## TEXT
## Begin

Archive for September, 2009

Revisiting Old Pieces

There was something about this piece that always bugged me. It didn’t fit on the chest where I really wanted it to be. The ends flared in an ugly way, the felt retained the imprint of the bubble wrap. In every way it just looked unfinished, like I’d whipped it out in a hurry without taking the time to work it fully (felt never lies).

As I have grown in my feltmaking skills, looking at this piece day after day irked me, but I left it there as a reminder of my progress, humility being important as an artist and parent. There was another part of me that was too impatient to return to a piece, however imperfect, when there was something new to try.


Because the chest sits by the front door, it is the logical spot to dump books, keys and bottoms (cat and youngest child being the primary perps). After picking it up from the floor for the umpteenth time, I couldn’t bare to smooth it out again. So I brought it back to the studio for a little extra felting.


After soaking it in hot water for a few minutes, I worked it on the glass washboard, giving special attention to the uneven edges, pulling them into line. When I started working on it, the runner measured 49″ x 12″. After just a few minutes of agitation, it started to shrink dramatically.


Now it measures 37″ x 10″, is mostly rectangular and fits pefectly on the chest. Last night I smiled as I looked at it across the room. The colors have faded as the amber fibers migrated further to the front, but I think it works better now. At least it gives me satisfaction instead of pangs of disappointment.

Felt Pebble Soaps

Back in stock at long last, the limited edition felt pebble soaps that were so popular at last year’s Phinney Winter Festival are in my shop again.


Made with pure olive oil soap, these unscented bars weigh just over 2oz each. Each bar is  unique, varying slightly in color and shape, just like your favorite beach rocks.

Flowers in Focus

Two experiments have given me great delight in the last two days (I sound like Jacob Two-Two). Working with a four ounce hank of handpainted merino roving from KnittyAndColor, I made six felt flowers, varying the petal shape and layers with each one.

## End

## DATASET ROWS
## Begin

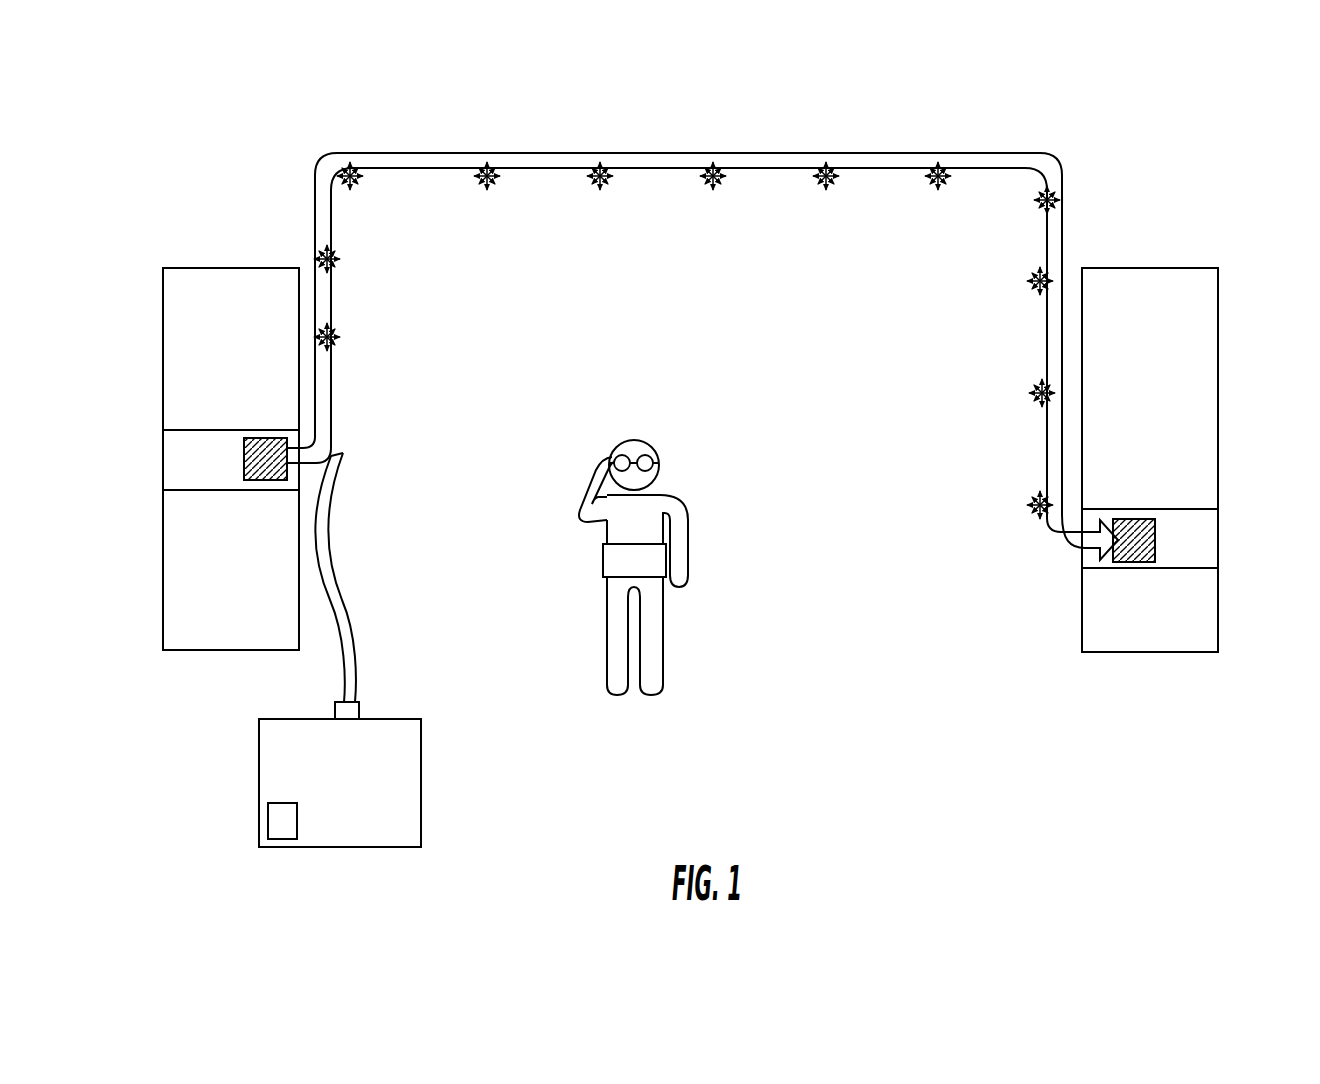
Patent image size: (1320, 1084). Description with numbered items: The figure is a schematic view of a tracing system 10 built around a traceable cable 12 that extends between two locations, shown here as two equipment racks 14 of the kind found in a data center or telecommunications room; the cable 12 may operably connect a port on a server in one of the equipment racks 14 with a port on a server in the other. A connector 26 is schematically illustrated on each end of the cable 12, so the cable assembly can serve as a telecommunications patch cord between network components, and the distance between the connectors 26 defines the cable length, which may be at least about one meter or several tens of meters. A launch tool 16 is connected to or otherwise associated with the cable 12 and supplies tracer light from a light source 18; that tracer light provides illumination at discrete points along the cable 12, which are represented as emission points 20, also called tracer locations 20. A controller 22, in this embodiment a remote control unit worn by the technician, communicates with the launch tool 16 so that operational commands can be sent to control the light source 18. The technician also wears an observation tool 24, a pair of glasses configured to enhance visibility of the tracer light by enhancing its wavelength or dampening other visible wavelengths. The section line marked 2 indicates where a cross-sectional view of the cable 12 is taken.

## End
## Begin

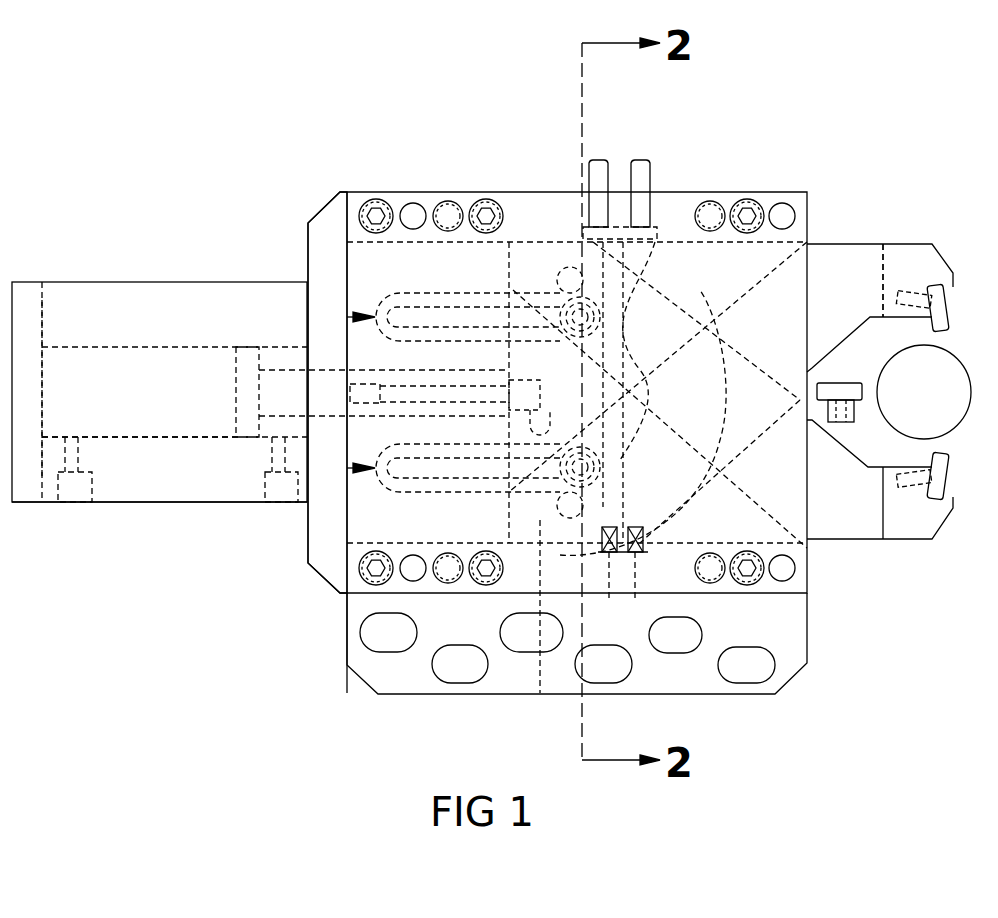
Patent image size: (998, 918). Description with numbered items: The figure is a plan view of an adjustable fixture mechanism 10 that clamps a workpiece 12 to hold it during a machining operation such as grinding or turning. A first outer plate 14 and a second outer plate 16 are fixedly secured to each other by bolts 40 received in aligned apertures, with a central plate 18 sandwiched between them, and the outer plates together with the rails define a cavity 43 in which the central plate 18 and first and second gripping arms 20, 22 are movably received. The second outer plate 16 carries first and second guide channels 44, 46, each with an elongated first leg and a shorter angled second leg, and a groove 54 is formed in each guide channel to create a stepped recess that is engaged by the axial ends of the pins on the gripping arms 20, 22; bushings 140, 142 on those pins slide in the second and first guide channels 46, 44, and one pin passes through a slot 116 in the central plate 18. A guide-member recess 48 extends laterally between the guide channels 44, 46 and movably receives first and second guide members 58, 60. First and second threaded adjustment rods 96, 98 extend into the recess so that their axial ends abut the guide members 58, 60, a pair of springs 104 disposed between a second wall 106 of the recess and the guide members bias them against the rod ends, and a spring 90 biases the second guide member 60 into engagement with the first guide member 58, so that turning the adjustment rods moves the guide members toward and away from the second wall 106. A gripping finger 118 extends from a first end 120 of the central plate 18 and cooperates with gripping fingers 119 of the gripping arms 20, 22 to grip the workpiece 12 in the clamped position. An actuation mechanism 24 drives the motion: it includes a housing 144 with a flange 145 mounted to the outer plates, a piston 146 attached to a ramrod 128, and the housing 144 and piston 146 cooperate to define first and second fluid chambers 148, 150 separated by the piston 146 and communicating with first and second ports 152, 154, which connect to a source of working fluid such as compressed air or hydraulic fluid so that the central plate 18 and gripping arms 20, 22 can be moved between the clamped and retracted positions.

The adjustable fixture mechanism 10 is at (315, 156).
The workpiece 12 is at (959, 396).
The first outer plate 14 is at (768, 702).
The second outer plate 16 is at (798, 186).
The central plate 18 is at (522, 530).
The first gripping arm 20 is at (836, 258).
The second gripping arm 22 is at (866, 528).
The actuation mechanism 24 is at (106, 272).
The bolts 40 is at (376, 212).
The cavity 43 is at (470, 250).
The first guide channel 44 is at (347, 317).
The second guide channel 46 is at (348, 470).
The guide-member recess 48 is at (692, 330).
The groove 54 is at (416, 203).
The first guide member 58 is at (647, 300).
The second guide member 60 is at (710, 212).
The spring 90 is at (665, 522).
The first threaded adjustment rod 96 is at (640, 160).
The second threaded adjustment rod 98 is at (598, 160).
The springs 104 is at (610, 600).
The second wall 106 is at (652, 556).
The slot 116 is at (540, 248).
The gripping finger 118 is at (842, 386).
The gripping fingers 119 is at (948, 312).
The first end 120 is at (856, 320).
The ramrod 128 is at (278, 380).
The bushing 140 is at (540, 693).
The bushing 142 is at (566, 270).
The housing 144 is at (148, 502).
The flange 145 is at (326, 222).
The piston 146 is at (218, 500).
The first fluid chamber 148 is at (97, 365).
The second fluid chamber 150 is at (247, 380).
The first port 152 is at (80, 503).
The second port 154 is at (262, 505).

## End

## PROBLEMS
A - Quote the felting blog text from "Now it measures" to "my shop again.".
B - Extend the felting blog text, picking up right after its final sentence.
The records were taken from a separate source.

## WRITTEN RESPONSES
A -
Now it measures 37″ x 10″, is mostly rectangular and fits pefectly on the chest. Last night I smiled as I looked at it across the room. The colors have faded as the amber fibers migrated further to the front, but I think it works better now. At least it gives me satisfaction instead of pangs of disappointment.

Felt Pebble Soaps

Back in stock at long last, the limited edition felt pebble soaps that were so popular at last year’s Phinney Winter Festival are in my shop again.

B -
Generally, I’m much too scattered to work an entire collection from one hank of roving. As I pull out the boxes and look at my choices, my mind is filled with the possibilities. This time I needed to create a portfolio for a group of artists meeting to discuss an upcoming holiday show, so I forced myself to work within the limitation of a single colorway.


It was astonishing to see how each flower developed on its own. As the roving played across my hands, I decided in that moment if the flower would have one, two, three or four layers of petals; which color would be in the center and how the colors would work together.


The second experiment began with a short exchange between Maya of Springtree Road regarding her beautiful product photography. As soon as I started to follow her on Twitter, her work stuck out head and shoulders above the fray for its striking shots. While the yarn is gorgeous, it is really her camera that makes the work sing.

When I brought the purple flowers to the meeting last night, they were greeted with a universal exclamation: “These are so much more beautiful than on your website”. Ugh. Okay, let’s try a little harder.

While picking up my camera from the repair shop today and returning their loaner, I decided to rent a lens for the weekend to see if it was worth the pricetag. Normally, I have a hard time plunking down hard-earned money. I listen to an iPod shuffle, drive a ’91 Volvo and my wardrobe is all thrifted. Can a photo add enough value to a product to justify the expense?

I don’t know the answer, but this lens makes me happy. Crazy happy. I was in love after the first shot. Oh, so this is what I’ve been missing, I thought to myself as I snapped, adjusted, reviewed, snapped some more etc… Come Monday, I think I’ll buy myself another birthday present.

Setting Intentions

During my first reiki appointment, I was inspired to create a special place to center myself. As she worked, Jean described the colors she saw coming from each of my chakras. Those that were blocked had muddy colors masking vibrant pools of color underneath.

Working on my Manipura or Solar Plexus Chakra, she saw a deep grey volcano, full of ash. As she released the energy the color changed to reveal molten amber lava, full of life waiting to flow. When I looked for more information at home, I found out at this chakra is salient to my ‘stuck’ places right now. Lifting the definition directly from the Chakra Bible by Patricia Mercier: “Key issues governed by Manipura are issues of personal power, fear, anxiety, opinion-formation, introversion, and transition from simple or base emotions to complex. Physically, Manipura governs digestion, mentally it governs personal power, emotionally it governs expansiveness, and spiritually, all matters of growth.”


Another chakra that emitted strong colors was my Vishuddha or Throat Chakra. She described the color as blue-green, but tight as if there was something I was afraid to say, or holding back. While it may be surprising to hear from some who know me well, I have a hard time expressing myself honestly. For the most part, I avoid confrontation for fear of hurting those I love. It is easier to simply swallow my frustration, make do and go along rather than openly address an issue. Again, from the Chakra Bible: “Physically, Vishuddha governs communication, emotionally it governs independence, mentally it governs fluent thought, and spiritually, it governs a sense of security.”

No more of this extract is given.